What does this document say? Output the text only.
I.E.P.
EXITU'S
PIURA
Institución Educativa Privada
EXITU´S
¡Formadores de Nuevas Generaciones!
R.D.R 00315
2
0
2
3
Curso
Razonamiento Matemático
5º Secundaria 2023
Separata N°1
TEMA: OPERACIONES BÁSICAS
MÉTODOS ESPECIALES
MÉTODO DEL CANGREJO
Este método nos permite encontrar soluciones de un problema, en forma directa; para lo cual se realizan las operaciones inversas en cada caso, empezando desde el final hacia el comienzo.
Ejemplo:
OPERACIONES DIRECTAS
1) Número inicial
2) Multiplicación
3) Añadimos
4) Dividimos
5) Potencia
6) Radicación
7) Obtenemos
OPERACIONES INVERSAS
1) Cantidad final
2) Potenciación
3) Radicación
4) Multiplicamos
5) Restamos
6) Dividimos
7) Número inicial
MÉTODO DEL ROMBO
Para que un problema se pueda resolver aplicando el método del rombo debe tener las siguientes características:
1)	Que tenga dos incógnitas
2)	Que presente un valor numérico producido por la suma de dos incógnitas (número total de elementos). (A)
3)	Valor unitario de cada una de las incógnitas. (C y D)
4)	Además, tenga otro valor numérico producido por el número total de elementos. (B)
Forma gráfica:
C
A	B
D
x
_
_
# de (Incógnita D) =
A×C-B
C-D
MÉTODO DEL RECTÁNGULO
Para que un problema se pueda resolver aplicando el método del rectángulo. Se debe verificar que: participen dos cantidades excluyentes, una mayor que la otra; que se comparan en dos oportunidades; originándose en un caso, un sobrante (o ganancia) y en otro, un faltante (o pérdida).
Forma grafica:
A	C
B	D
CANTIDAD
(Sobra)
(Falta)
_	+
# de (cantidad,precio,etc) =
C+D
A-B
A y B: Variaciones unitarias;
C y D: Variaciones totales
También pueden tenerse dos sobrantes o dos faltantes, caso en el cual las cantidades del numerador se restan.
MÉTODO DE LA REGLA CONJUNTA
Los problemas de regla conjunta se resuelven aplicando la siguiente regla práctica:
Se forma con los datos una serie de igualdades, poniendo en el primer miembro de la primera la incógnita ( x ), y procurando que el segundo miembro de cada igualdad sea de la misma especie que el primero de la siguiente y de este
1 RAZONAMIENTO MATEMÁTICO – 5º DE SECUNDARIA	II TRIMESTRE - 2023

=-=-=

Every record shown above must be echoed exactly.

**Result**
What does this document say? Output the text only.
I.E.P.
EXITU'S
PIURA
Institución Educativa Privada
EXITU´S
¡Formadores de Nuevas Generaciones!
R.D.R 00315
2
0
2
3
Curso
Razonamiento Matemático
5º Secundaria 2023
Separata N°1
TEMA: OPERACIONES BÁSICAS
MÉTODOS ESPECIALES
MÉTODO DEL CANGREJO
Este método nos permite encontrar soluciones de un problema, en forma directa; para lo cual se realizan las operaciones inversas en cada caso, empezando desde el final hacia el comienzo.
Ejemplo:
OPERACIONES DIRECTAS
1) Número inicial
2) Multiplicación
3) Añadimos
4) Dividimos
5) Potencia
6) Radicación
7) Obtenemos
OPERACIONES INVERSAS
1) Cantidad final
2) Potenciación
3) Radicación
4) Multiplicamos
5) Restamos
6) Dividimos
7) Número inicial
MÉTODO DEL ROMBO
Para que un problema se pueda resolver aplicando el método del rombo debe tener las siguientes características:
1)	Que tenga dos incógnitas
2)	Que presente un valor numérico producido por la suma de dos incógnitas (número total de elementos). (A)
3)	Valor unitario de cada una de las incógnitas. (C y D)
4)	Además, tenga otro valor numérico producido por el número total de elementos. (B)
Forma gráfica:
C
A	B
D
x
_
_
# de (Incógnita D) =
A×C-B
C-D
MÉTODO DEL RECTÁNGULO
Para que un problema se pueda resolver aplicando el método del rectángulo. Se debe verificar que: participen dos cantidades excluyentes, una mayor que la otra; que se comparan en dos oportunidades; originándose en un caso, un sobrante (o ganancia) y en otro, un faltante (o pérdida).
Forma grafica:
A	C
B	D
CANTIDAD
(Sobra)
(Falta)
_	+
# de (cantidad,precio,etc) =
C+D
A-B
A y B: Variaciones unitarias;
C y D: Variaciones totales
También pueden tenerse dos sobrantes o dos faltantes, caso en el cual las cantidades del numerador se restan.
MÉTODO DE LA REGLA CONJUNTA
Los problemas de regla conjunta se resuelven aplicando la siguiente regla práctica:
Se forma con los datos una serie de igualdades, poniendo en el primer miembro de la primera la incógnita ( x ), y procurando que el segundo miembro de cada igualdad sea de la misma especie que el primero de la siguiente y de este
1 RAZONAMIENTO MATEMÁTICO – 5º DE SECUNDARIA	II TRIMESTRE - 2023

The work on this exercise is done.